Written instruction: Every line that holds the string "Improve" is to be identified and copied.

Data in this exercise:
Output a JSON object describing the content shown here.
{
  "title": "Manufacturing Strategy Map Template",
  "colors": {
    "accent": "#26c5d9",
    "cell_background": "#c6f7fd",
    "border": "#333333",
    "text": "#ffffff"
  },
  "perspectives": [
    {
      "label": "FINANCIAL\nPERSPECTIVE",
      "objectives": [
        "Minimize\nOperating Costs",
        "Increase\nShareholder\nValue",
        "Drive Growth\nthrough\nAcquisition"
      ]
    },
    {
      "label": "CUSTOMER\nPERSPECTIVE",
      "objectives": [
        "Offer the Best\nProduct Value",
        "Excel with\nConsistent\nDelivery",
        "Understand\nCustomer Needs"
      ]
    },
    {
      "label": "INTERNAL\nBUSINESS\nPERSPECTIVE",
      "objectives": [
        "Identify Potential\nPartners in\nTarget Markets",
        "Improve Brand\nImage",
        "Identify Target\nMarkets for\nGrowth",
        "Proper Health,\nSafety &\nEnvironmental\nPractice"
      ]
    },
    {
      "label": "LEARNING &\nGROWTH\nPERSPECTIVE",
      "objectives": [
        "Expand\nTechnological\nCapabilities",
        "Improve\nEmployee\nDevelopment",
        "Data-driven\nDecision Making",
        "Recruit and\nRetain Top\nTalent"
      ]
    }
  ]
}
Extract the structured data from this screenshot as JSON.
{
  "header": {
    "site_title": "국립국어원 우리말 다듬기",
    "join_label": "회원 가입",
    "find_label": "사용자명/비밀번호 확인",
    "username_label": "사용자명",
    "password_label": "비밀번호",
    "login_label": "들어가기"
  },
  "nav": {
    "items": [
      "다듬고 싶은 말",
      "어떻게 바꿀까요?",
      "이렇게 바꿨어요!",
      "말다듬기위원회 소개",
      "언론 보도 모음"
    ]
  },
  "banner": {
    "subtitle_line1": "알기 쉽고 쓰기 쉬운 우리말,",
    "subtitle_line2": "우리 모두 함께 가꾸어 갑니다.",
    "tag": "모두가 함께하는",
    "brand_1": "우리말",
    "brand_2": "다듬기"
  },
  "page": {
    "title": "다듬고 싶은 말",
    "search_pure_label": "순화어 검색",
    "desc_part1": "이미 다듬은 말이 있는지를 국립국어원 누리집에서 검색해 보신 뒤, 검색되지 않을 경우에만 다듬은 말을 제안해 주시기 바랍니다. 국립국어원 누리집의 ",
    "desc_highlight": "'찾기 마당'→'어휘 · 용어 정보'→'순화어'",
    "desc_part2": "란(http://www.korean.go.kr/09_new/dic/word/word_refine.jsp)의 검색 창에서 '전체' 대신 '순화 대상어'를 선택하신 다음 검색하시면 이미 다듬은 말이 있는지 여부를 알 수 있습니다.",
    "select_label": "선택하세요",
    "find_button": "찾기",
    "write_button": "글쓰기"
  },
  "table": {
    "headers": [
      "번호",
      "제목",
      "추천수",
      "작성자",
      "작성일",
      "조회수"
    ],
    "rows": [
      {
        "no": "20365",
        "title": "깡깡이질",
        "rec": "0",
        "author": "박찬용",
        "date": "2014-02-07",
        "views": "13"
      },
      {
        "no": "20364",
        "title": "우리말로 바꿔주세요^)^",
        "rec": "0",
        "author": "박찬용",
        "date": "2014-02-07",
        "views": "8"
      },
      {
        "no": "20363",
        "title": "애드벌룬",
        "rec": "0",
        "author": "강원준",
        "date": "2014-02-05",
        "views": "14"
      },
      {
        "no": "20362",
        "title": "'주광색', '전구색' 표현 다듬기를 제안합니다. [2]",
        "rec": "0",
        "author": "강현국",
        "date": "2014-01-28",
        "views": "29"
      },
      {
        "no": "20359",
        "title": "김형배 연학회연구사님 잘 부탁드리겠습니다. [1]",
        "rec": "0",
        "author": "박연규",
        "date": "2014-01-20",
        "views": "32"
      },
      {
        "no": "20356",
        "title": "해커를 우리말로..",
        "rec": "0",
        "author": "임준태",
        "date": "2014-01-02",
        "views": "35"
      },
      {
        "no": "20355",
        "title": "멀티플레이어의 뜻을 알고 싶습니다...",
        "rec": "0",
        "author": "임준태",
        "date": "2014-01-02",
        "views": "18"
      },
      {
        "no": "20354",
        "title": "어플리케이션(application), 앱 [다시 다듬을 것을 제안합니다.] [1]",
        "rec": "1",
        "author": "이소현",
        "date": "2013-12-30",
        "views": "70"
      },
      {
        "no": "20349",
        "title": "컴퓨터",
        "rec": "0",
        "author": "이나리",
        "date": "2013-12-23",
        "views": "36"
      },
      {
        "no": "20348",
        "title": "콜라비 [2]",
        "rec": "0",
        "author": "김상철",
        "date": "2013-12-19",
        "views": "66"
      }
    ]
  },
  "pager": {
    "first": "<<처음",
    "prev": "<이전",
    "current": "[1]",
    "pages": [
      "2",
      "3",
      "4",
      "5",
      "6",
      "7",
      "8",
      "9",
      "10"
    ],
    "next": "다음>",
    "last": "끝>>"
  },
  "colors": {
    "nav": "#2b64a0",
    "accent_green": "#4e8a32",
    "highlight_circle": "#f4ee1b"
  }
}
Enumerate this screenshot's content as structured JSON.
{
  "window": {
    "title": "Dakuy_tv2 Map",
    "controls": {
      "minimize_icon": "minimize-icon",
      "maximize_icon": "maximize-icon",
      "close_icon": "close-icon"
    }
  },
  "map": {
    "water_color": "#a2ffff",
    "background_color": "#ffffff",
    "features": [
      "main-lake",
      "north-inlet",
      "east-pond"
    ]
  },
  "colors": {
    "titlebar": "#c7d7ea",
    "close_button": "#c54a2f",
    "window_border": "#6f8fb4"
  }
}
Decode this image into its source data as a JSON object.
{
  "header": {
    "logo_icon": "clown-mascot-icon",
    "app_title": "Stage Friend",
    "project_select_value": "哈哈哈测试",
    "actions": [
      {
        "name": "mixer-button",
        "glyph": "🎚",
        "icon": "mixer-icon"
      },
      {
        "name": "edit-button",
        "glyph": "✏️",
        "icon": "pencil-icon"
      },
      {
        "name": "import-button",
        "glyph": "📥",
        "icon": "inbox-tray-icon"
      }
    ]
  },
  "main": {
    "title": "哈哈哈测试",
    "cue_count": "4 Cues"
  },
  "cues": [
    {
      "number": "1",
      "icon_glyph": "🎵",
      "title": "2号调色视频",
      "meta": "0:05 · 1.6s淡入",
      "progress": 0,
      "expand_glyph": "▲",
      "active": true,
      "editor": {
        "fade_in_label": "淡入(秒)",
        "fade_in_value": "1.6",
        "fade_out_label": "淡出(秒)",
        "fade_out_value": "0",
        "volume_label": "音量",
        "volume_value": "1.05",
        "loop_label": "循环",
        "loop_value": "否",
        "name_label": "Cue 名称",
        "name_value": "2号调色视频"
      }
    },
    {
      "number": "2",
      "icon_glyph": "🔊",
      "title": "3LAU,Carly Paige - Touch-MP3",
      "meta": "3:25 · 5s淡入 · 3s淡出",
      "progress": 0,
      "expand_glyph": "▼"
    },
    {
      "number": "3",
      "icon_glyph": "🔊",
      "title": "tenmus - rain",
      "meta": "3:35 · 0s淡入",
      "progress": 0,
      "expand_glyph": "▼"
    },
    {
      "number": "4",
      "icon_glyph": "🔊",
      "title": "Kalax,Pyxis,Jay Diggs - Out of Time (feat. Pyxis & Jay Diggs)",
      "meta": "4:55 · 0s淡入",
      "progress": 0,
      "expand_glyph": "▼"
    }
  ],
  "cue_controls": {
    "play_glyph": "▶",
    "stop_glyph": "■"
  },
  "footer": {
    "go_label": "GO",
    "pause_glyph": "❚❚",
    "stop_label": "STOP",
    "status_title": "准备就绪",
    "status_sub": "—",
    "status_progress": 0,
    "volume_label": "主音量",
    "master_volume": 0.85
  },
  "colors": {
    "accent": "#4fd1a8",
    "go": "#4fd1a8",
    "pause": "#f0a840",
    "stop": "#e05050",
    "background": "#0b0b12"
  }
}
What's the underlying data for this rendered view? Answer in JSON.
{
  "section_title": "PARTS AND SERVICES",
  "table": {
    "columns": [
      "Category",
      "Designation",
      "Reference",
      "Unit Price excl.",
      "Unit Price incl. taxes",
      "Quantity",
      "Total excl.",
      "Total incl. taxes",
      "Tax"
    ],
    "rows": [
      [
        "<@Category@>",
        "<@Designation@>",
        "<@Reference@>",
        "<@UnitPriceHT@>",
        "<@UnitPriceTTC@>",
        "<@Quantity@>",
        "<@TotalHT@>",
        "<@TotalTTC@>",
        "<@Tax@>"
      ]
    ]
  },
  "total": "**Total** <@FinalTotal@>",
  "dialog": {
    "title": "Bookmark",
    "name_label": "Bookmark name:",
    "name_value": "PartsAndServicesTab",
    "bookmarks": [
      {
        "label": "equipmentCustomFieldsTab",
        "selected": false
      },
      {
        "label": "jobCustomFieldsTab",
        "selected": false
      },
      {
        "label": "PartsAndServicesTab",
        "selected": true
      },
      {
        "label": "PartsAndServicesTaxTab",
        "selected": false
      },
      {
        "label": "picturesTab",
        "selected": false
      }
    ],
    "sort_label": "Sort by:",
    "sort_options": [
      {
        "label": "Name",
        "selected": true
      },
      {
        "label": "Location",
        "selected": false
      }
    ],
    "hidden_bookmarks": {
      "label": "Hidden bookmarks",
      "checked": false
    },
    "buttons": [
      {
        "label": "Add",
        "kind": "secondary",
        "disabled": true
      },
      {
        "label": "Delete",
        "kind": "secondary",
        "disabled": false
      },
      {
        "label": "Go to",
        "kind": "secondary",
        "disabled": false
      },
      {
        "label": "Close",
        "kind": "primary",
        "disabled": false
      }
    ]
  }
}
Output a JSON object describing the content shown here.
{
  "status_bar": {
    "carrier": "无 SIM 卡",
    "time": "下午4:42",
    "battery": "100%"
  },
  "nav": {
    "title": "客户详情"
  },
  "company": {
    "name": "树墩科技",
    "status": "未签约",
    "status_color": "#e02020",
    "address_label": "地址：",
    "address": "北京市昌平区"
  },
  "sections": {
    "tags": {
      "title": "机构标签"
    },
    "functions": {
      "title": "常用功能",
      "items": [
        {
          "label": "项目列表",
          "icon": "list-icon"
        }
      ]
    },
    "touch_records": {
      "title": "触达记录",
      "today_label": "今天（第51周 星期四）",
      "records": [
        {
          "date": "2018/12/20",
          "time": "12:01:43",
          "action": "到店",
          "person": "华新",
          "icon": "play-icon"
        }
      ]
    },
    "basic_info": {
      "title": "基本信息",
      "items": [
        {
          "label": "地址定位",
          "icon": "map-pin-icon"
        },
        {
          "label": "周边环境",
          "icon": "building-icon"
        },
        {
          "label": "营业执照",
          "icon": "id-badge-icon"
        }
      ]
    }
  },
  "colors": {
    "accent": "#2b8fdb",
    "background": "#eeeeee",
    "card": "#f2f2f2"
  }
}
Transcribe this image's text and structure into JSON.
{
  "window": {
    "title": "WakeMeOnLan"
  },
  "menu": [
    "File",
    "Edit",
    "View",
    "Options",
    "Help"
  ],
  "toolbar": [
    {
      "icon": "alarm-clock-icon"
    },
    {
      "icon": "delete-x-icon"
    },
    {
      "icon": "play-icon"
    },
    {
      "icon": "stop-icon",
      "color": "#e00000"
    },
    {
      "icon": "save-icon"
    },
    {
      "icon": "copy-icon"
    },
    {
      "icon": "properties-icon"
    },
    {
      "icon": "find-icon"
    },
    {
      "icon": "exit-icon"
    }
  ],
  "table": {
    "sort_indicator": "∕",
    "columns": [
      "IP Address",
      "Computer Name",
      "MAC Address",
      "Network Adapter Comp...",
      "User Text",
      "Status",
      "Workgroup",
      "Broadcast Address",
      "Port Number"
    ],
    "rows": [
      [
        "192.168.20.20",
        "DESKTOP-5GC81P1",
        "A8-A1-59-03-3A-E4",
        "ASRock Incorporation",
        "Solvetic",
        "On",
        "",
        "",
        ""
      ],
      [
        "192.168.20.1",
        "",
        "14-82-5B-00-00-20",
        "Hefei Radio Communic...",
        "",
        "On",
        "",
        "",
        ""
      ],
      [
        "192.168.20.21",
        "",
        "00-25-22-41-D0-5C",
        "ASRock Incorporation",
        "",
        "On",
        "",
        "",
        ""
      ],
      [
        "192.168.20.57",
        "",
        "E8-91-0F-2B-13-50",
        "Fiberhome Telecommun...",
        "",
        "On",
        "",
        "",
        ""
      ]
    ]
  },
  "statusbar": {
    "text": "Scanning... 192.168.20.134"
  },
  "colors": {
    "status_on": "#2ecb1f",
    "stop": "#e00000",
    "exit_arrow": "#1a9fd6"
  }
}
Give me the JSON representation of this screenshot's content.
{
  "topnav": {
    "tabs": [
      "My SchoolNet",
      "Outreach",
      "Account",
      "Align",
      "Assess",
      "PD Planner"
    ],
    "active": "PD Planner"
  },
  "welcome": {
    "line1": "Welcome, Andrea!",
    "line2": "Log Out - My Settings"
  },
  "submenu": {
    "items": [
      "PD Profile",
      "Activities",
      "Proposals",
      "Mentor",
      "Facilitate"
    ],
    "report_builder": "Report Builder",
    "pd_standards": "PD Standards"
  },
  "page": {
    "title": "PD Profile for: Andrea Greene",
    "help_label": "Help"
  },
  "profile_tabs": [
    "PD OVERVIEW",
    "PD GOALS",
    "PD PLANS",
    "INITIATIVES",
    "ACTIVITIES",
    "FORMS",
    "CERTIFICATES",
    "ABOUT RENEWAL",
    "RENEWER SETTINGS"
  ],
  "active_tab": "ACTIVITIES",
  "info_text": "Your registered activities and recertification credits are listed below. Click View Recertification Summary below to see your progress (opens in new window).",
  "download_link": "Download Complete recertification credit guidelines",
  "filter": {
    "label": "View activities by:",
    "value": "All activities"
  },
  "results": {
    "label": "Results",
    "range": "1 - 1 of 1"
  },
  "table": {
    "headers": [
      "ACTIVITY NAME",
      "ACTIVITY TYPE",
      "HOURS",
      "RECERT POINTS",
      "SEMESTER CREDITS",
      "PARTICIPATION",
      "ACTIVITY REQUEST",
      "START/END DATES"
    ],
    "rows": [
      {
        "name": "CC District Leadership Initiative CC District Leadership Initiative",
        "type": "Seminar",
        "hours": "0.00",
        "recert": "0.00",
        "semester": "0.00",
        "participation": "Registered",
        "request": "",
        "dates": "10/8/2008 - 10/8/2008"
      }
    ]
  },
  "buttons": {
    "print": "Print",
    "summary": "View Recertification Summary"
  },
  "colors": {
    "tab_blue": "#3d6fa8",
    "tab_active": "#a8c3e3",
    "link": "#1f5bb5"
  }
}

Solution for this task:
        "Improve Brand\nImage",
        "Improve\nEmployee\nDevelopment",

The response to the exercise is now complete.